_Material for this exercise_
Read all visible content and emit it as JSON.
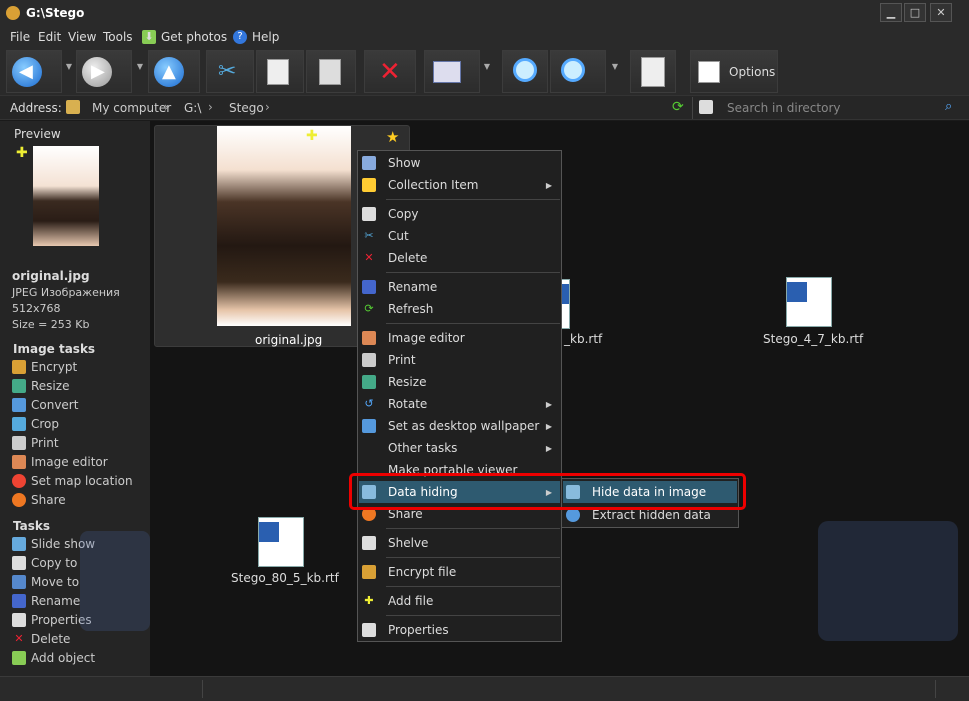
{
  "window": {
    "title": "G:\\Stego"
  },
  "menu": {
    "file": "File",
    "edit": "Edit",
    "view": "View",
    "tools": "Tools",
    "get_photos": "Get photos",
    "help": "Help"
  },
  "toolbar": {
    "options": "Options"
  },
  "address": {
    "label": "Address:",
    "crumbs": [
      "My computer",
      "G:\\",
      "Stego"
    ],
    "search_placeholder": "Search in directory"
  },
  "sidebar": {
    "preview_label": "Preview",
    "file_name": "original.jpg",
    "file_type": "JPEG Изображения",
    "file_dims": "512x768",
    "file_size": "Size = 253 Kb",
    "image_tasks_title": "Image tasks",
    "image_tasks": [
      "Encrypt",
      "Resize",
      "Convert",
      "Crop",
      "Print",
      "Image editor",
      "Set map location",
      "Share"
    ],
    "tasks_title": "Tasks",
    "tasks": [
      "Slide show",
      "Copy to",
      "Move to",
      "Rename",
      "Properties",
      "Delete",
      "Add object"
    ]
  },
  "files": {
    "selected": "original.jpg",
    "file2": "_kb.rtf",
    "file3": "Stego_4_7_kb.rtf",
    "file4": "Stego_80_5_kb.rtf"
  },
  "context_menu": {
    "show": "Show",
    "collection_item": "Collection Item",
    "copy": "Copy",
    "cut": "Cut",
    "delete": "Delete",
    "rename": "Rename",
    "refresh": "Refresh",
    "image_editor": "Image editor",
    "print": "Print",
    "resize": "Resize",
    "rotate": "Rotate",
    "set_wallpaper": "Set as desktop wallpaper",
    "other_tasks": "Other tasks",
    "make_portable_viewer": "Make portable viewer",
    "data_hiding": "Data hiding",
    "share": "Share",
    "shelve": "Shelve",
    "encrypt_file": "Encrypt file",
    "add_file": "Add file",
    "properties": "Properties"
  },
  "submenu": {
    "hide_data": "Hide data in image",
    "extract_data": "Extract hidden data"
  },
  "colors": {
    "highlight_border": "#e00000",
    "menu_selected": "#2e5a70",
    "accent_blue": "#2a7ad8"
  }
}
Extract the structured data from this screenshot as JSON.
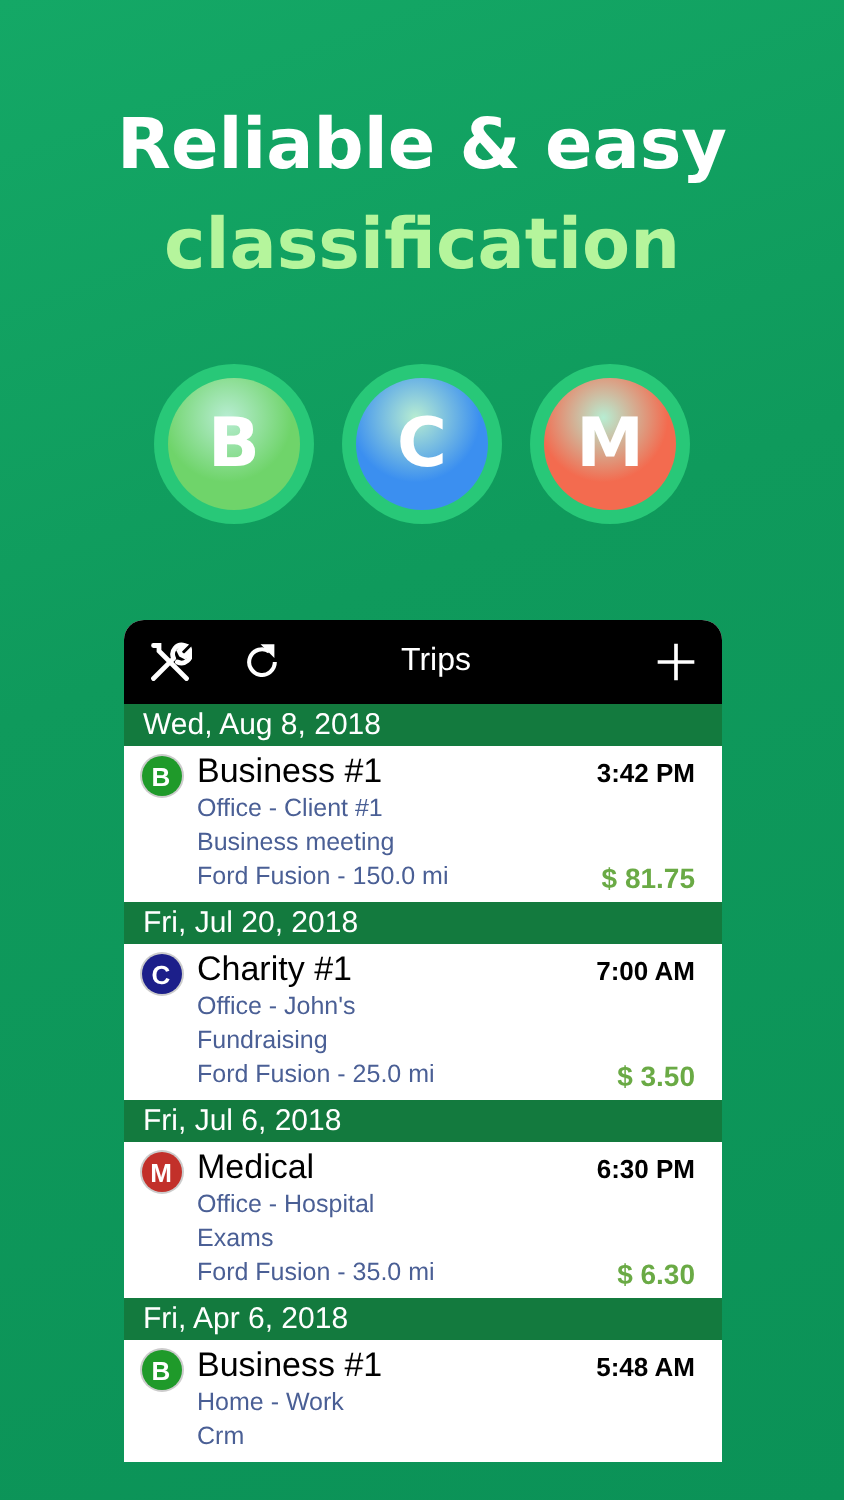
{
  "headline": {
    "line_1": "Reliable & easy",
    "line_2": "classification"
  },
  "categories": [
    {
      "letter": "B",
      "color": "#6fd46a"
    },
    {
      "letter": "C",
      "color": "#3b8ff0"
    },
    {
      "letter": "M",
      "color": "#f36b4f"
    }
  ],
  "app": {
    "title": "Trips",
    "groups": [
      {
        "date": "Wed, Aug 8, 2018",
        "trip": {
          "letter": "B",
          "color": "#1f9a2a",
          "name": "Business #1",
          "time": "3:42 PM",
          "lines": [
            "Office - Client #1",
            "Business meeting",
            "Ford Fusion - 150.0 mi"
          ],
          "amount": "$ 81.75"
        }
      },
      {
        "date": "Fri, Jul 20, 2018",
        "trip": {
          "letter": "C",
          "color": "#1c1f8a",
          "name": "Charity #1",
          "time": "7:00 AM",
          "lines": [
            "Office - John's",
            "Fundraising",
            "Ford Fusion - 25.0 mi"
          ],
          "amount": "$ 3.50"
        }
      },
      {
        "date": "Fri, Jul 6, 2018",
        "trip": {
          "letter": "M",
          "color": "#c2302a",
          "name": "Medical",
          "time": "6:30 PM",
          "lines": [
            "Office - Hospital",
            "Exams",
            "Ford Fusion - 35.0 mi"
          ],
          "amount": "$ 6.30"
        }
      },
      {
        "date": "Fri, Apr 6, 2018",
        "trip": {
          "letter": "B",
          "color": "#1f9a2a",
          "name": "Business #1",
          "time": "5:48 AM",
          "lines": [
            "Home - Work",
            "Crm"
          ]
        }
      }
    ]
  }
}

_Problem description_
Quote the data above in full and without alteration; skip the pictures.

_Task output_
Read all visible content and emit it as JSON.
{
  "window": {
    "title": "G:\\Stego"
  },
  "menu": {
    "file": "File",
    "edit": "Edit",
    "view": "View",
    "tools": "Tools",
    "get_photos": "Get photos",
    "help": "Help"
  },
  "toolbar": {
    "options": "Options"
  },
  "address": {
    "label": "Address:",
    "crumbs": [
      "My computer",
      "G:\\",
      "Stego"
    ],
    "search_placeholder": "Search in directory"
  },
  "sidebar": {
    "preview_label": "Preview",
    "file_name": "original.jpg",
    "file_type": "JPEG Изображения",
    "file_dims": "512x768",
    "file_size": "Size = 253 Kb",
    "image_tasks_title": "Image tasks",
    "image_tasks": [
      "Encrypt",
      "Resize",
      "Convert",
      "Crop",
      "Print",
      "Image editor",
      "Set map location",
      "Share"
    ],
    "tasks_title": "Tasks",
    "tasks": [
      "Slide show",
      "Copy to",
      "Move to",
      "Rename",
      "Properties",
      "Delete",
      "Add object"
    ]
  },
  "files": {
    "selected": "original.jpg",
    "file2": "_kb.rtf",
    "file3": "Stego_4_7_kb.rtf",
    "file4": "Stego_80_5_kb.rtf"
  },
  "context_menu": {
    "show": "Show",
    "collection_item": "Collection Item",
    "copy": "Copy",
    "cut": "Cut",
    "delete": "Delete",
    "rename": "Rename",
    "refresh": "Refresh",
    "image_editor": "Image editor",
    "print": "Print",
    "resize": "Resize",
    "rotate": "Rotate",
    "set_wallpaper": "Set as desktop wallpaper",
    "other_tasks": "Other tasks",
    "make_portable_viewer": "Make portable viewer",
    "data_hiding": "Data hiding",
    "share": "Share",
    "shelve": "Shelve",
    "encrypt_file": "Encrypt file",
    "add_file": "Add file",
    "properties": "Properties"
  },
  "submenu": {
    "hide_data": "Hide data in image",
    "extract_data": "Extract hidden data"
  },
  "colors": {
    "highlight_border": "#e00000",
    "menu_selected": "#2e5a70",
    "accent_blue": "#2a7ad8"
  }
}
Extract the structured data from this screenshot as JSON.
{
  "headline": {
    "line_1": "Reliable & easy",
    "line_2": "classification"
  },
  "categories": [
    {
      "letter": "B",
      "color": "#6fd46a"
    },
    {
      "letter": "C",
      "color": "#3b8ff0"
    },
    {
      "letter": "M",
      "color": "#f36b4f"
    }
  ],
  "app": {
    "title": "Trips",
    "groups": [
      {
        "date": "Wed, Aug 8, 2018",
        "trip": {
          "letter": "B",
          "color": "#1f9a2a",
          "name": "Business #1",
          "time": "3:42 PM",
          "lines": [
            "Office - Client #1",
            "Business meeting",
            "Ford Fusion - 150.0 mi"
          ],
          "amount": "$ 81.75"
        }
      },
      {
        "date": "Fri, Jul 20, 2018",
        "trip": {
          "letter": "C",
          "color": "#1c1f8a",
          "name": "Charity #1",
          "time": "7:00 AM",
          "lines": [
            "Office - John's",
            "Fundraising",
            "Ford Fusion - 25.0 mi"
          ],
          "amount": "$ 3.50"
        }
      },
      {
        "date": "Fri, Jul 6, 2018",
        "trip": {
          "letter": "M",
          "color": "#c2302a",
          "name": "Medical",
          "time": "6:30 PM",
          "lines": [
            "Office - Hospital",
            "Exams",
            "Ford Fusion - 35.0 mi"
          ],
          "amount": "$ 6.30"
        }
      },
      {
        "date": "Fri, Apr 6, 2018",
        "trip": {
          "letter": "B",
          "color": "#1f9a2a",
          "name": "Business #1",
          "time": "5:48 AM",
          "lines": [
            "Home - Work",
            "Crm"
          ]
        }
      }
    ]
  }
}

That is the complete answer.